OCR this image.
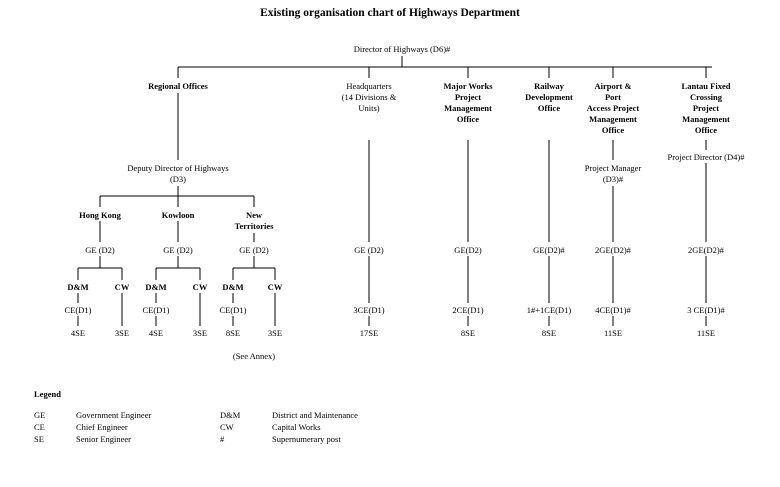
Existing organisation chart of Highways Department
Director of Highways (D6)#
Regional Offices
Deputy Director of Highways
(D3)
Hong Kong	Kowloon	New
Territories
GE (D2)	GE (D2)	GE (D2)
D&M	CW D&M	CW D&M	CW
CE(D1)	CE(D1)	CE(D1)
4SE	3SE 4SE	3SE 8SE	3SE
(See Annex)
Headquarters
(14 Divisions &
Units)
GE (D2)
3CE(D1)
17SE
Major Works
Project
Management
Office
GE(D2)
2CE(D1)
8SE
Railway
Development
Office
GE(D2)#
1#+1CE(D1)
8SE
Airport &
Port
Access Project
Management
Office
Project Manager
(D3)#
2GE(D2)#
4CE(D1)#
11SE
Lantau Fixed
Crossing
Project
Management
Office
Project Director (D4)#
2GE(D2)#
3 CE(D1)#
11SE
Legend
GE	Government Engineer
CE	Chief Engineer
SE	Senior Engineer
D&M	District and Maintenance
CW	Capital Works
#	Supernumerary post
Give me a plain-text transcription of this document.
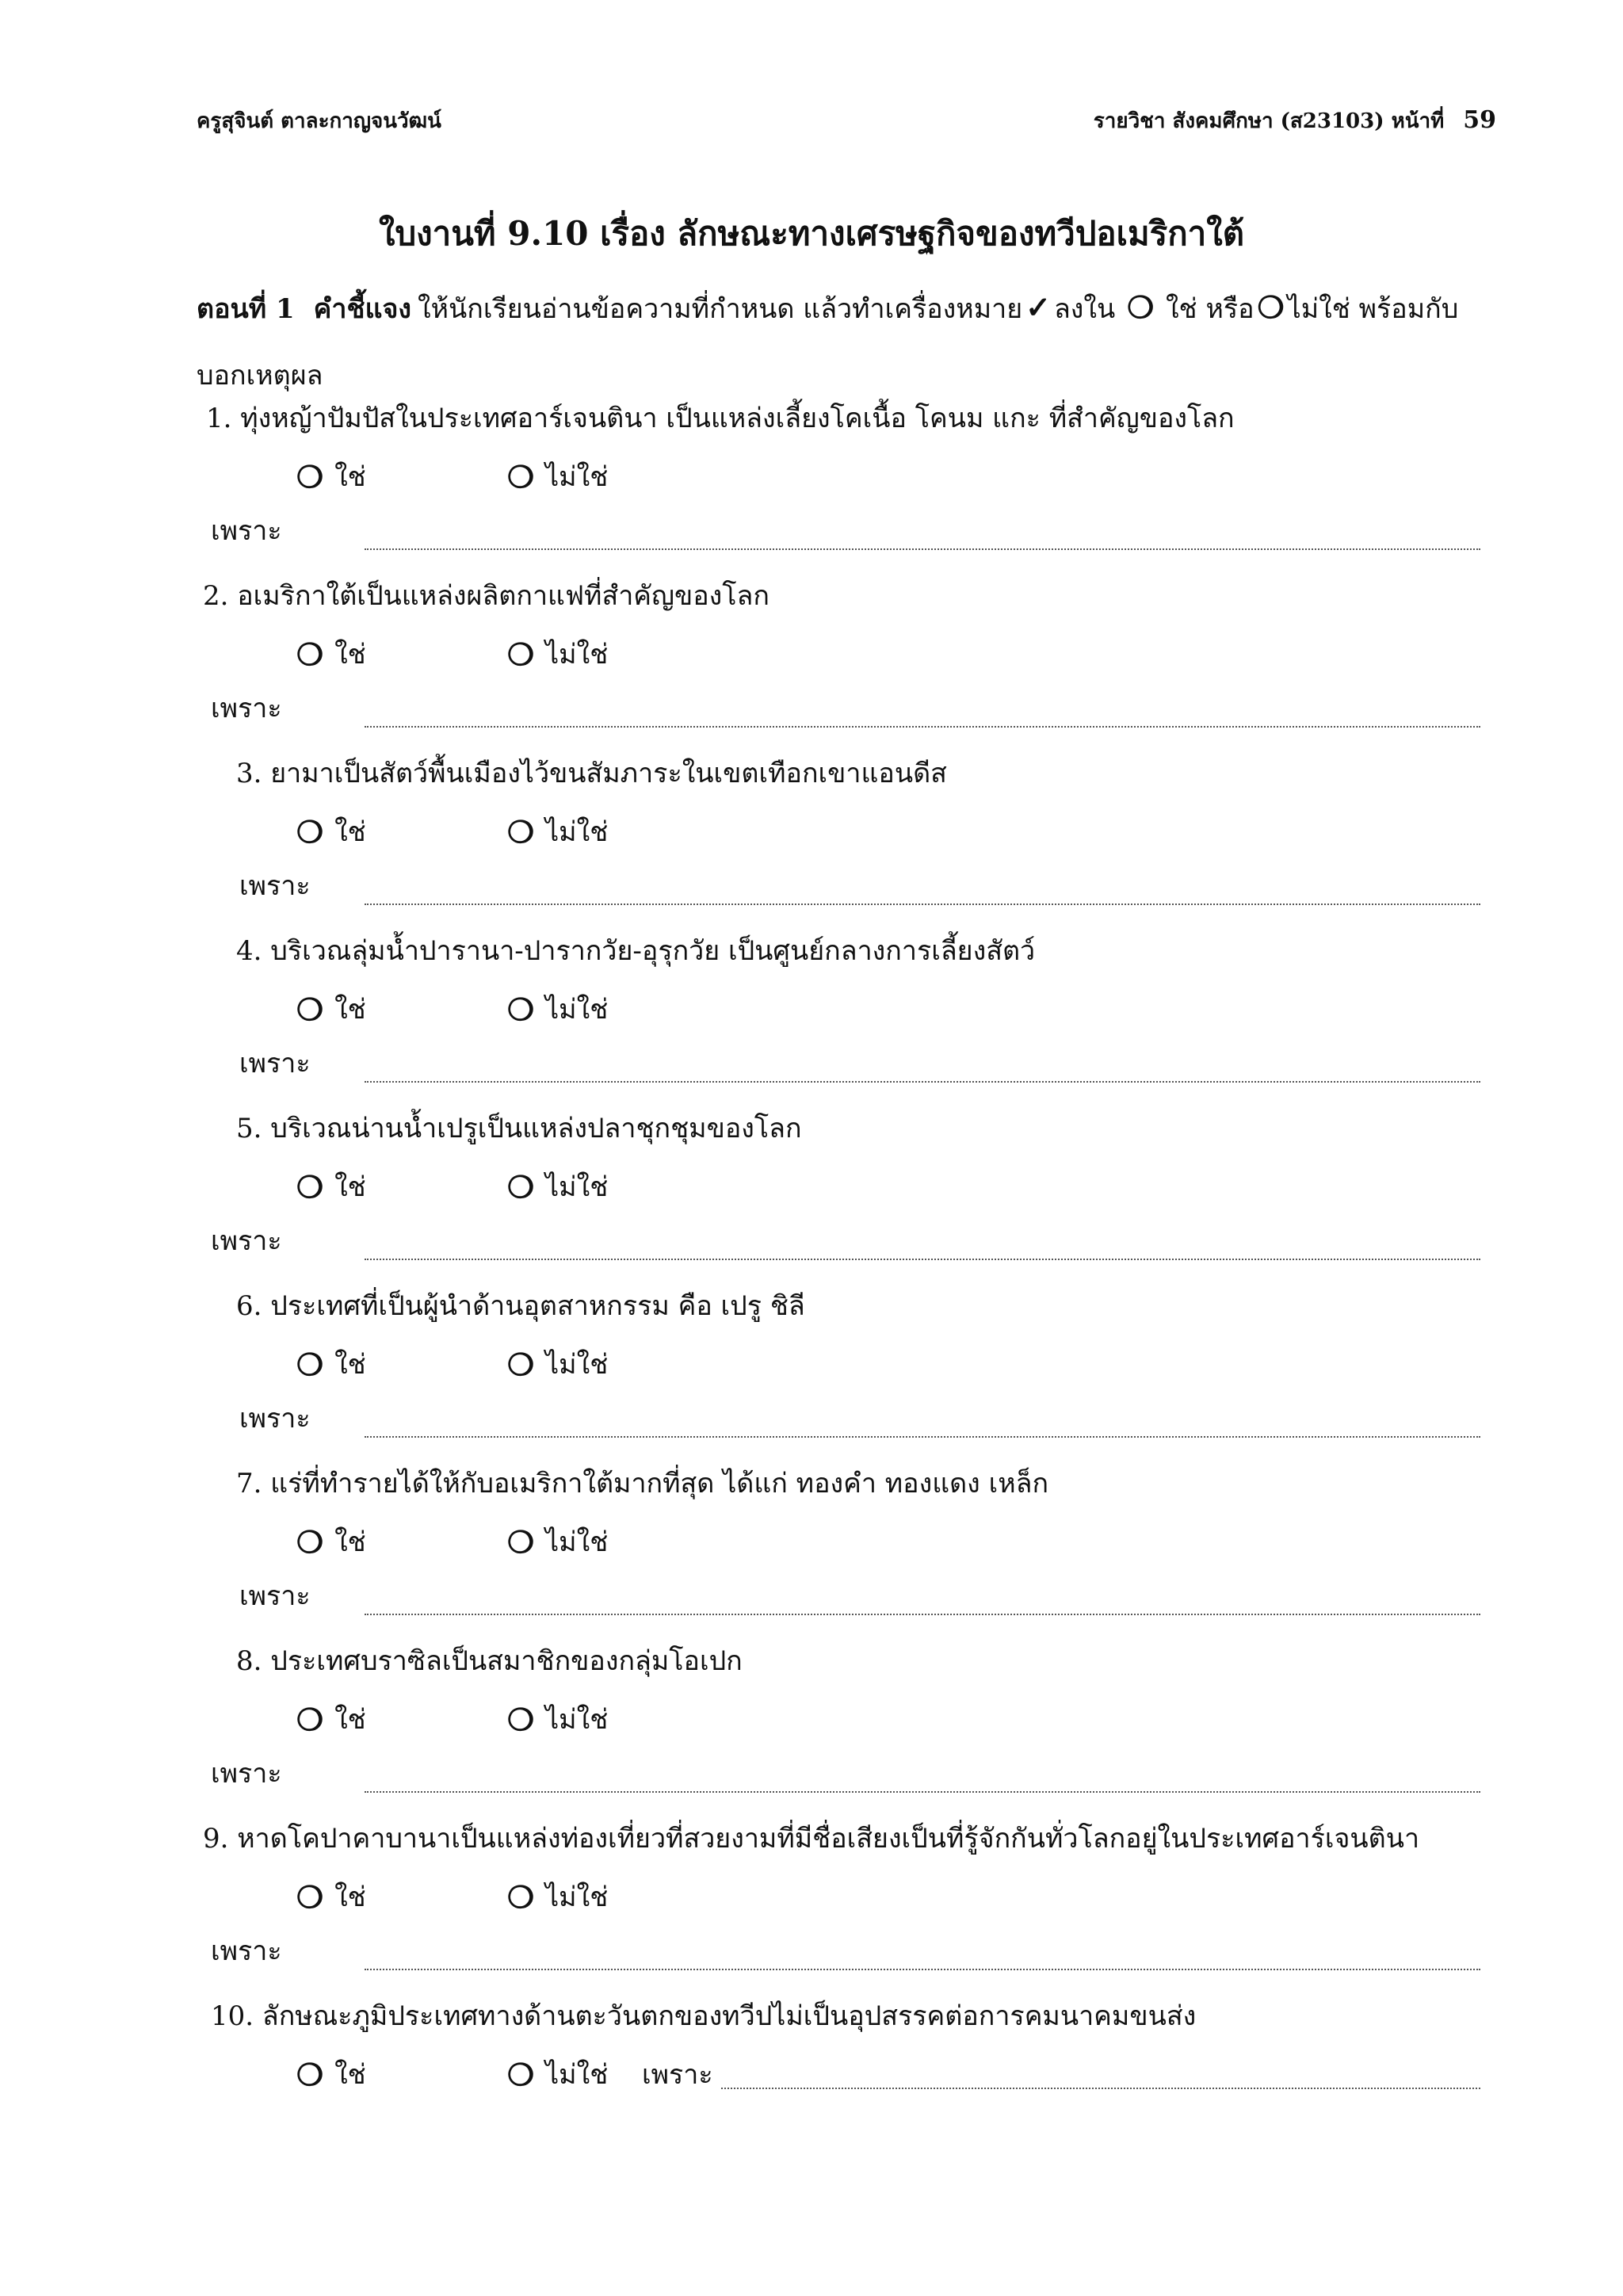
ครูสุจินต์ ตาละกาญจนวัฒน์	รายวิชา สังคมศึกษา (ส23103) หน้าที่ 59
ใบงานที่ 9.10 เรื่อง ลักษณะทางเศรษฐกิจของทวีปอเมริกาใต้
ตอนที่ 1 คำชี้แจง ให้นักเรียนอ่านข้อความที่กำหนด แล้วทำเครื่องหมาย ✓ ลงใน ❍ ใช่ หรือ ❍ ไม่ใช่ พร้อมกับบอกเหตุผล
1. ทุ่งหญ้าปัมปัสในประเทศอาร์เจนตินา เป็นแหล่งเลี้ยงโคเนื้อ โคนม แกะ ที่สำคัญของโลก
❍ ใช่	❍ ไม่ใช่
เพราะ
2. อเมริกาใต้เป็นแหล่งผลิตกาแฟที่สำคัญของโลก
❍ ใช่	❍ ไม่ใช่
เพราะ
3. ยามาเป็นสัตว์พื้นเมืองไว้ขนสัมภาระในเขตเทือกเขาแอนดีส
❍ ใช่	❍ ไม่ใช่
เพราะ
4. บริเวณลุ่มน้ำปารานา-ปารากวัย-อุรุกวัย เป็นศูนย์กลางการเลี้ยงสัตว์
❍ ใช่	❍ ไม่ใช่
เพราะ
5. บริเวณน่านน้ำเปรูเป็นแหล่งปลาชุกชุมของโลก
❍ ใช่	❍ ไม่ใช่
เพราะ
6. ประเทศที่เป็นผู้นำด้านอุตสาหกรรม คือ เปรู ชิลี
❍ ใช่	❍ ไม่ใช่
เพราะ
7. แร่ที่ทำรายได้ให้กับอเมริกาใต้มากที่สุด ได้แก่ ทองคำ ทองแดง เหล็ก
❍ ใช่	❍ ไม่ใช่
เพราะ
8. ประเทศบราซิลเป็นสมาชิกของกลุ่มโอเปก
❍ ใช่	❍ ไม่ใช่
เพราะ
9. หาดโคปาคาบานาเป็นแหล่งท่องเที่ยวที่สวยงามที่มีชื่อเสียงเป็นที่รู้จักกันทั่วโลกอยู่ในประเทศอาร์เจนตินา
❍ ใช่	❍ ไม่ใช่
เพราะ
10. ลักษณะภูมิประเทศทางด้านตะวันตกของทวีปไม่เป็นอุปสรรคต่อการคมนาคมขนส่ง
❍ ใช่	❍ ไม่ใช่ เพราะ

__Short exercise__.
Using the material above, gather every line that includes "ญของโลก".

__Result for this exercise__.
1. ทุ่งหญ้าปัมปัสในประเทศอาร์เจนตินา เป็นแหล่งเลี้ยงโคเนื้อ โคนม แกะ ที่สำคัญของโลก
2. อเมริกาใต้เป็นแหล่งผลิตกาแฟที่สำคัญของโลก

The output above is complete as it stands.